» What is needed: Your task is to copy the lines from the line containing "What does this" through the end of the listing below, both included, without any pictures.

» Provided material:
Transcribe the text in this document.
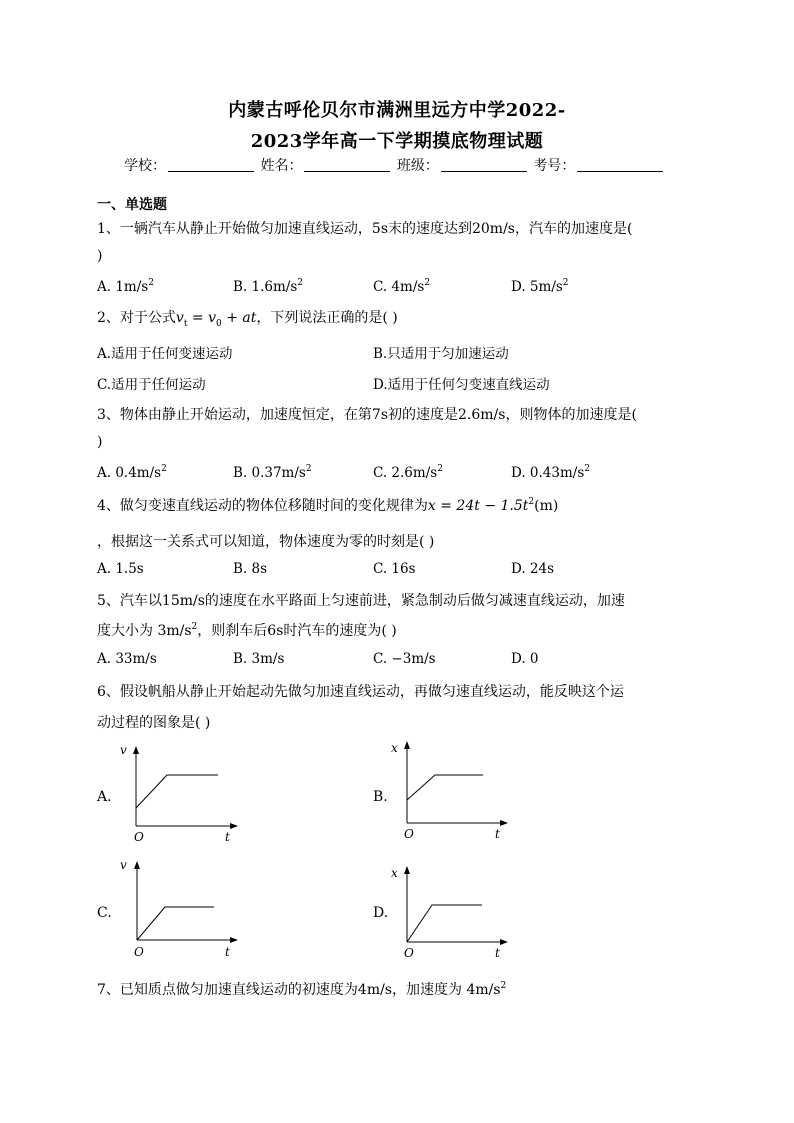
内蒙古呼伦贝尔市满洲里远方中学2022-
2023学年高一下学期摸底物理试题
学校：	姓名：	班级：	考号：
一、单选题
1、一辆汽车从静止开始做匀加速直线运动，5s末的速度达到20m/s，汽车的加速度是(
)
A. $1m/s^2$	B. $1.6m/s^2$	C. $4m/s^2$	D. $5m/s^2$
2、对于公式$v_t = v_0$ + at，下列说法正确的是( )
A.适用于任何变速运动	B.只适用于匀加速运动
C.适用于任何运动	D.适用于任何匀变速直线运动
3、物体由静止开始运动，加速度恒定，在第7s初的速度是2.6m/s，则物体的加速度是(
)
A. $0.4m/s^2$	B. $0.37m/s^2$	C. $2.6m/s^2$	D. $0.43m/s^2$
4、做匀变速直线运动的物体位移随时间的变化规律为$x = 24t - 1.5t^2(m)$
，根据这一关系式可以知道，物体速度为零的时刻是( )
A. 1.5s	B. 8s	C. 16s	D. 24s
5、汽车以15m/s的速度在水平路面上匀速前进，紧急制动后做匀减速直线运动，加速
度大小为 $3m/s^2$，则刹车后6s时汽车的速度为( )
A. 33m/s	B. 3m/s	C. −3m/s	D. 0
6、假设帆船从静止开始起动先做匀加速直线运动，再做匀速直线运动，能反映这个运
动过程的图象是( )
A.
v
O	t
B.
x
O	t
C.
v
O	t
D.
x
O	t
7、已知质点做匀加速直线运动的初速度为4m/s，加速度为 $4m/s^2$
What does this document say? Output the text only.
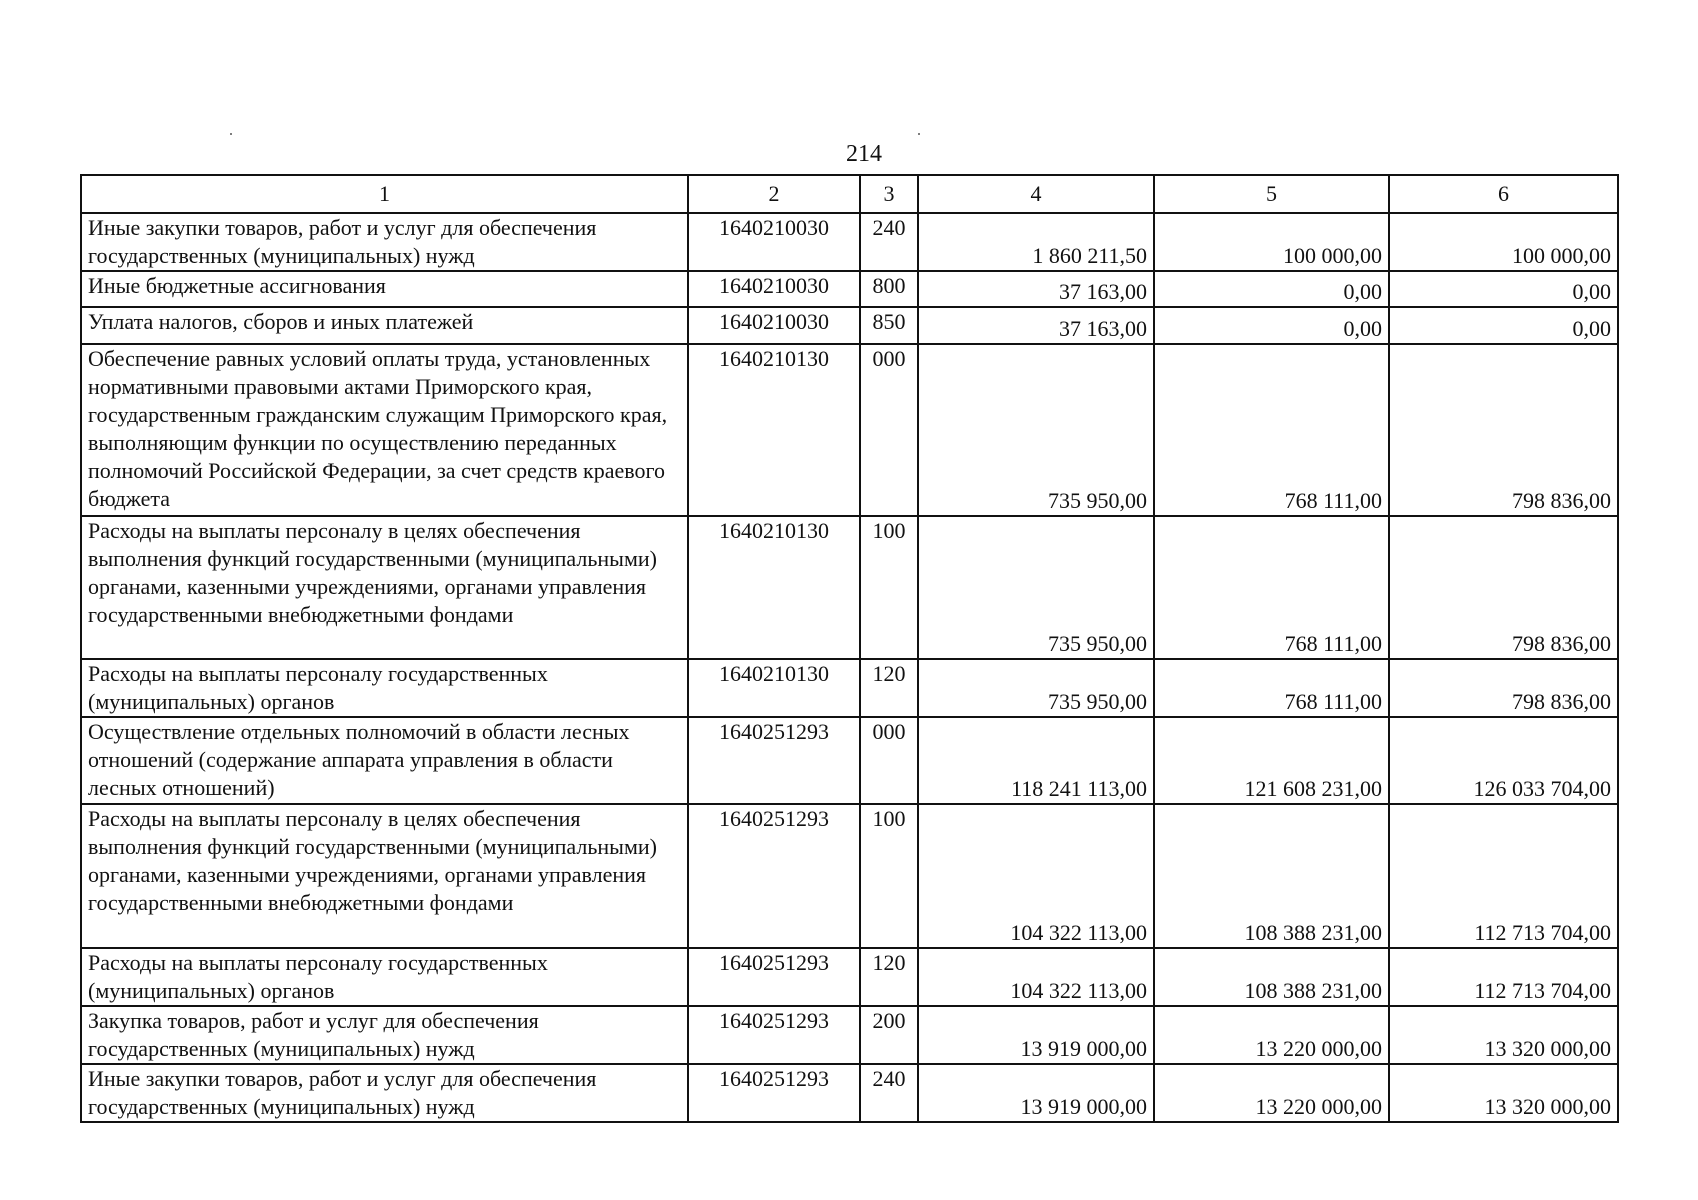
214
1	2	3	4	5	6
Иные закупки товаров, работ и услуг для обеспечения государственных (муниципальных) нужд	1640210030	240	1 860 211,50	100 000,00	100 000,00
Иные бюджетные ассигнования	1640210030	800	37 163,00	0,00	0,00
Уплата налогов, сборов и иных платежей	1640210030	850	37 163,00	0,00	0,00
Обеспечение равных условий оплаты труда, установленных нормативными правовыми актами Приморского края, государственным гражданским служащим Приморского края, выполняющим функции по осуществлению переданных полномочий Российской Федерации, за счет средств краевого бюджета	1640210130	000	735 950,00	768 111,00	798 836,00
Расходы на выплаты персоналу в целях обеспечения выполнения функций государственными (муниципальными) органами, казенными учреждениями, органами управления государственными внебюджетными фондами	1640210130	100	735 950,00	768 111,00	798 836,00
Расходы на выплаты персоналу государственных (муниципальных) органов	1640210130	120	735 950,00	768 111,00	798 836,00
Осуществление отдельных полномочий в области лесных отношений (содержание аппарата управления в области лесных отношений)	1640251293	000	118 241 113,00	121 608 231,00	126 033 704,00
Расходы на выплаты персоналу в целях обеспечения выполнения функций государственными (муниципальными) органами, казенными учреждениями, органами управления государственными внебюджетными фондами	1640251293	100	104 322 113,00	108 388 231,00	112 713 704,00
Расходы на выплаты персоналу государственных (муниципальных) органов	1640251293	120	104 322 113,00	108 388 231,00	112 713 704,00
Закупка товаров, работ и услуг для обеспечения государственных (муниципальных) нужд	1640251293	200	13 919 000,00	13 220 000,00	13 320 000,00
Иные закупки товаров, работ и услуг для обеспечения государственных (муниципальных) нужд	1640251293	240	13 919 000,00	13 220 000,00	13 320 000,00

» Solution below:
What does this document say? Output the text only.
214
1	2	3	4	5	6
Иные закупки товаров, работ и услуг для обеспечения государственных (муниципальных) нужд	1640210030	240	1 860 211,50	100 000,00	100 000,00
Иные бюджетные ассигнования	1640210030	800	37 163,00	0,00	0,00
Уплата налогов, сборов и иных платежей	1640210030	850	37 163,00	0,00	0,00
Обеспечение равных условий оплаты труда, установленных нормативными правовыми актами Приморского края, государственным гражданским служащим Приморского края, выполняющим функции по осуществлению переданных полномочий Российской Федерации, за счет средств краевого бюджета	1640210130	000	735 950,00	768 111,00	798 836,00
Расходы на выплаты персоналу в целях обеспечения выполнения функций государственными (муниципальными) органами, казенными учреждениями, органами управления государственными внебюджетными фондами	1640210130	100	735 950,00	768 111,00	798 836,00
Расходы на выплаты персоналу государственных (муниципальных) органов	1640210130	120	735 950,00	768 111,00	798 836,00
Осуществление отдельных полномочий в области лесных отношений (содержание аппарата управления в области лесных отношений)	1640251293	000	118 241 113,00	121 608 231,00	126 033 704,00
Расходы на выплаты персоналу в целях обеспечения выполнения функций государственными (муниципальными) органами, казенными учреждениями, органами управления государственными внебюджетными фондами	1640251293	100	104 322 113,00	108 388 231,00	112 713 704,00
Расходы на выплаты персоналу государственных (муниципальных) органов	1640251293	120	104 322 113,00	108 388 231,00	112 713 704,00
Закупка товаров, работ и услуг для обеспечения государственных (муниципальных) нужд	1640251293	200	13 919 000,00	13 220 000,00	13 320 000,00
Иные закупки товаров, работ и услуг для обеспечения государственных (муниципальных) нужд	1640251293	240	13 919 000,00	13 220 000,00	13 320 000,00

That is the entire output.